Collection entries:

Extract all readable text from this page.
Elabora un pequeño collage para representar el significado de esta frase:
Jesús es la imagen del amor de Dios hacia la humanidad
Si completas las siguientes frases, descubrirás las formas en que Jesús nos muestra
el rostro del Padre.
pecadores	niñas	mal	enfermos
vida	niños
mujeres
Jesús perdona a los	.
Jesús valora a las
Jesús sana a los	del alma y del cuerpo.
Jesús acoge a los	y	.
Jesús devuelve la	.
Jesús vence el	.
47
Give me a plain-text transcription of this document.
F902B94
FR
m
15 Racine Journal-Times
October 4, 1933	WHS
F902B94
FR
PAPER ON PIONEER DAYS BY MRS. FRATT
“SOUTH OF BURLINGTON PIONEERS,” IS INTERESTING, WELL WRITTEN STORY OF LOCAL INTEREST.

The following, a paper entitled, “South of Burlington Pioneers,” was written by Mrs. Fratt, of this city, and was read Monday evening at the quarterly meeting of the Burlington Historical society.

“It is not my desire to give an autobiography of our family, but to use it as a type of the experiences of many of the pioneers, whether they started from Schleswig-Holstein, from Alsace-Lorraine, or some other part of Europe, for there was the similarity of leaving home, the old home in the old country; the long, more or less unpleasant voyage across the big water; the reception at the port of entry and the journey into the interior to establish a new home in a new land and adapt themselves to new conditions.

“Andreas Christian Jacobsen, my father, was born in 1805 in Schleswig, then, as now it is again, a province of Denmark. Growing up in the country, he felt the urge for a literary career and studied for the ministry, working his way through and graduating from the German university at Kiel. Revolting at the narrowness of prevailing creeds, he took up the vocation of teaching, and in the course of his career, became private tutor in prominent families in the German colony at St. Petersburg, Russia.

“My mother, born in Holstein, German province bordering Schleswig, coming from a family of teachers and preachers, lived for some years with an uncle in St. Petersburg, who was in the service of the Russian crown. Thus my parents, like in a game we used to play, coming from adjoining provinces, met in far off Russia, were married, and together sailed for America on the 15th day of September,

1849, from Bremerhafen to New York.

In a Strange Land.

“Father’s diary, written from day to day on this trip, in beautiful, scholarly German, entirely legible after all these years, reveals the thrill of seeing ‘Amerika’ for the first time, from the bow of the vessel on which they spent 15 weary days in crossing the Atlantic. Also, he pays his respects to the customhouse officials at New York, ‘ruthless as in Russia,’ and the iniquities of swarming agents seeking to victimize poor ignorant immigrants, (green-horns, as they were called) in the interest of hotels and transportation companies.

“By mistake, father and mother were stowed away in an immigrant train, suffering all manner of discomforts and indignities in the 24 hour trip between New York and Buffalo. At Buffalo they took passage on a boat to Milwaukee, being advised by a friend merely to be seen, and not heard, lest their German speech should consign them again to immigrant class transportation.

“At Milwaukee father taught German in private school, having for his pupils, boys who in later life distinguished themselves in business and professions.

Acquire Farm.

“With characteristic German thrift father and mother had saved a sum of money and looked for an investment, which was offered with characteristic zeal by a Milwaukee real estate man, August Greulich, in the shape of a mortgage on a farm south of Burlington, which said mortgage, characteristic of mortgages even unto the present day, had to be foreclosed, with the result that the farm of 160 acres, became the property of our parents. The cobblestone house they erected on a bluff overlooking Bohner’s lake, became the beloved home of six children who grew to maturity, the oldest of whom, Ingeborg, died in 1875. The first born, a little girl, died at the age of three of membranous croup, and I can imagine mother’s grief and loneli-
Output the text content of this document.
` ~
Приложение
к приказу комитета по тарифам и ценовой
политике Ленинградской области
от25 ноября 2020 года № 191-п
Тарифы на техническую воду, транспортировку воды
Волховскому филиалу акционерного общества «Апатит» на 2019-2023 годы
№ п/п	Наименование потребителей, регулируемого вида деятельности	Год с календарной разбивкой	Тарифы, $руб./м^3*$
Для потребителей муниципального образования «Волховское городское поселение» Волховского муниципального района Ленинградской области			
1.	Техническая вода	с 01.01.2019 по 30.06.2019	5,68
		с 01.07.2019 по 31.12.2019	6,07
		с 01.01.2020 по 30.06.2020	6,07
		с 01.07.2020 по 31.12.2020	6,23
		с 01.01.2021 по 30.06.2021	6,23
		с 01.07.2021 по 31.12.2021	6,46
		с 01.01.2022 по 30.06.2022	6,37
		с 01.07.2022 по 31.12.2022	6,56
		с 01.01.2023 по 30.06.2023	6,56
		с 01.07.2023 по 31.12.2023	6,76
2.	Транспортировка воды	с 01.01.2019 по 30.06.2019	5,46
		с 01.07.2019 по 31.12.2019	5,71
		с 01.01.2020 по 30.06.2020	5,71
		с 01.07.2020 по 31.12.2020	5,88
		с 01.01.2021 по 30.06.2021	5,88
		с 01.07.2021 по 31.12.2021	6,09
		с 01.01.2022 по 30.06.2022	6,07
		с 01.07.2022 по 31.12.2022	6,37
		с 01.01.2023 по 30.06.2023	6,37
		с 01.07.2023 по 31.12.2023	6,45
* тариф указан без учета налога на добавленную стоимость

• Problem description: Return what is listed above, exactly and completely.

• Final result:
Extract all readable text from this page.
Elabora un pequeño collage para representar el significado de esta frase:
Jesús es la imagen del amor de Dios hacia la humanidad
Si completas las siguientes frases, descubrirás las formas en que Jesús nos muestra
el rostro del Padre.
pecadores	niñas	mal	enfermos
vida	niños
mujeres
Jesús perdona a los	.
Jesús valora a las
Jesús sana a los	del alma y del cuerpo.
Jesús acoge a los	y	.
Jesús devuelve la	.
Jesús vence el	.
47
Give me a plain-text transcription of this document.
F902B94
FR
m
15 Racine Journal-Times
October 4, 1933	WHS
F902B94
FR
PAPER ON PIONEER DAYS BY MRS. FRATT
“SOUTH OF BURLINGTON PIONEERS,” IS INTERESTING, WELL WRITTEN STORY OF LOCAL INTEREST.

The following, a paper entitled, “South of Burlington Pioneers,” was written by Mrs. Fratt, of this city, and was read Monday evening at the quarterly meeting of the Burlington Historical society.

“It is not my desire to give an autobiography of our family, but to use it as a type of the experiences of many of the pioneers, whether they started from Schleswig-Holstein, from Alsace-Lorraine, or some other part of Europe, for there was the similarity of leaving home, the old home in the old country; the long, more or less unpleasant voyage across the big water; the reception at the port of entry and the journey into the interior to establish a new home in a new land and adapt themselves to new conditions.

“Andreas Christian Jacobsen, my father, was born in 1805 in Schleswig, then, as now it is again, a province of Denmark. Growing up in the country, he felt the urge for a literary career and studied for the ministry, working his way through and graduating from the German university at Kiel. Revolting at the narrowness of prevailing creeds, he took up the vocation of teaching, and in the course of his career, became private tutor in prominent families in the German colony at St. Petersburg, Russia.

“My mother, born in Holstein, German province bordering Schleswig, coming from a family of teachers and preachers, lived for some years with an uncle in St. Petersburg, who was in the service of the Russian crown. Thus my parents, like in a game we used to play, coming from adjoining provinces, met in far off Russia, were married, and together sailed for America on the 15th day of September,

1849, from Bremerhafen to New York.

In a Strange Land.

“Father’s diary, written from day to day on this trip, in beautiful, scholarly German, entirely legible after all these years, reveals the thrill of seeing ‘Amerika’ for the first time, from the bow of the vessel on which they spent 15 weary days in crossing the Atlantic. Also, he pays his respects to the customhouse officials at New York, ‘ruthless as in Russia,’ and the iniquities of swarming agents seeking to victimize poor ignorant immigrants, (green-horns, as they were called) in the interest of hotels and transportation companies.

“By mistake, father and mother were stowed away in an immigrant train, suffering all manner of discomforts and indignities in the 24 hour trip between New York and Buffalo. At Buffalo they took passage on a boat to Milwaukee, being advised by a friend merely to be seen, and not heard, lest their German speech should consign them again to immigrant class transportation.

“At Milwaukee father taught German in private school, having for his pupils, boys who in later life distinguished themselves in business and professions.

Acquire Farm.

“With characteristic German thrift father and mother had saved a sum of money and looked for an investment, which was offered with characteristic zeal by a Milwaukee real estate man, August Greulich, in the shape of a mortgage on a farm south of Burlington, which said mortgage, characteristic of mortgages even unto the present day, had to be foreclosed, with the result that the farm of 160 acres, became the property of our parents. The cobblestone house they erected on a bluff overlooking Bohner’s lake, became the beloved home of six children who grew to maturity, the oldest of whom, Ingeborg, died in 1875. The first born, a little girl, died at the age of three of membranous croup, and I can imagine mother’s grief and loneli-
Output the text content of this document.
` ~
Приложение
к приказу комитета по тарифам и ценовой
политике Ленинградской области
от25 ноября 2020 года № 191-п
Тарифы на техническую воду, транспортировку воды
Волховскому филиалу акционерного общества «Апатит» на 2019-2023 годы
№ п/п	Наименование потребителей, регулируемого вида деятельности	Год с календарной разбивкой	Тарифы, $руб./м^3*$
Для потребителей муниципального образования «Волховское городское поселение» Волховского муниципального района Ленинградской области			
1.	Техническая вода	с 01.01.2019 по 30.06.2019	5,68
		с 01.07.2019 по 31.12.2019	6,07
		с 01.01.2020 по 30.06.2020	6,07
		с 01.07.2020 по 31.12.2020	6,23
		с 01.01.2021 по 30.06.2021	6,23
		с 01.07.2021 по 31.12.2021	6,46
		с 01.01.2022 по 30.06.2022	6,37
		с 01.07.2022 по 31.12.2022	6,56
		с 01.01.2023 по 30.06.2023	6,56
		с 01.07.2023 по 31.12.2023	6,76
2.	Транспортировка воды	с 01.01.2019 по 30.06.2019	5,46
		с 01.07.2019 по 31.12.2019	5,71
		с 01.01.2020 по 30.06.2020	5,71
		с 01.07.2020 по 31.12.2020	5,88
		с 01.01.2021 по 30.06.2021	5,88
		с 01.07.2021 по 31.12.2021	6,09
		с 01.01.2022 по 30.06.2022	6,07
		с 01.07.2022 по 31.12.2022	6,37
		с 01.01.2023 по 30.06.2023	6,37
		с 01.07.2023 по 31.12.2023	6,45
* тариф указан без учета налога на добавленную стоимость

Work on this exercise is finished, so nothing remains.